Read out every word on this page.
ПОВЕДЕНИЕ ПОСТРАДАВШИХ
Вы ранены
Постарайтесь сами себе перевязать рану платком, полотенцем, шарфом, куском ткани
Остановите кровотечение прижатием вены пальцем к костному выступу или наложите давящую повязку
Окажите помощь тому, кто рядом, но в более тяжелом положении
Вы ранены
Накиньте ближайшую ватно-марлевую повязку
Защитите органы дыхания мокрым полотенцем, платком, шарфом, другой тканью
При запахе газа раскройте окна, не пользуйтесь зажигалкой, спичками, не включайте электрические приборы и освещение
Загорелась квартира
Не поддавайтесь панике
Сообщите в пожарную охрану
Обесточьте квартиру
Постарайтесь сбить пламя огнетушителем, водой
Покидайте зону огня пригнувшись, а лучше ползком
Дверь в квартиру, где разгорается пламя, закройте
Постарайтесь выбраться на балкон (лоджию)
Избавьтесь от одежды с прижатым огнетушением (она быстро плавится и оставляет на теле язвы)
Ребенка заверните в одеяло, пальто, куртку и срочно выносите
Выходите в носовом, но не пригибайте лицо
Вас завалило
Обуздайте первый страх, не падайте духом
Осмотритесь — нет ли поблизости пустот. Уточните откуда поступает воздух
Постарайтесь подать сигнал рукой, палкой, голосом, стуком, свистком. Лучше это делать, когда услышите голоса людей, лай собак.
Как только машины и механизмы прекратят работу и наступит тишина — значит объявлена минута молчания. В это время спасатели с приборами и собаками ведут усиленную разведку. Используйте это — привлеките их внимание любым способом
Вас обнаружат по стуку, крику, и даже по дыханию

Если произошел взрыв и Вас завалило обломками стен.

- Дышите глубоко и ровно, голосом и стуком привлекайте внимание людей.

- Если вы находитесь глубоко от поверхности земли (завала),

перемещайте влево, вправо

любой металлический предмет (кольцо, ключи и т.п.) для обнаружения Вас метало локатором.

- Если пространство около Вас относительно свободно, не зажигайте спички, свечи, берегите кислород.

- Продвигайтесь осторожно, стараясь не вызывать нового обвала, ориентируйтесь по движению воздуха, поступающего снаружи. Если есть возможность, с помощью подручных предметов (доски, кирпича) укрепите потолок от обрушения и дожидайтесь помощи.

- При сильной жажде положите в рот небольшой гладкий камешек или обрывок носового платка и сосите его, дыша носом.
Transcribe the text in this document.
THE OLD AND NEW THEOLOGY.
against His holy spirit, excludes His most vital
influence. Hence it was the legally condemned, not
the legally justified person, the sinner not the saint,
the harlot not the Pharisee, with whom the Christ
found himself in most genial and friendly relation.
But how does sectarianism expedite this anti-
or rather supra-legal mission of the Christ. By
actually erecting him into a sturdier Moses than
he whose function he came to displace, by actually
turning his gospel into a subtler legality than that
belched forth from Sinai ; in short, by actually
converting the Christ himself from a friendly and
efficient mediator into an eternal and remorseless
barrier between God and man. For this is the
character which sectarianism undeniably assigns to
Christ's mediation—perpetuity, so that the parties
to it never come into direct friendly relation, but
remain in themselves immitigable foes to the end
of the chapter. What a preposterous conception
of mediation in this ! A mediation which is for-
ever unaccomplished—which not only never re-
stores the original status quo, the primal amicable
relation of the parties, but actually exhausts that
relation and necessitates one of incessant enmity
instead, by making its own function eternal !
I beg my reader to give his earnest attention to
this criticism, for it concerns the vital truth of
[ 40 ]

| WORK INSTRUCTIONS |
In the records, locate each line holding the string "legally" and copy it.

| ANSWER TO THE TASK |
influence. Hence it was the legally condemned, not
the legally justified person, the sinner not the saint,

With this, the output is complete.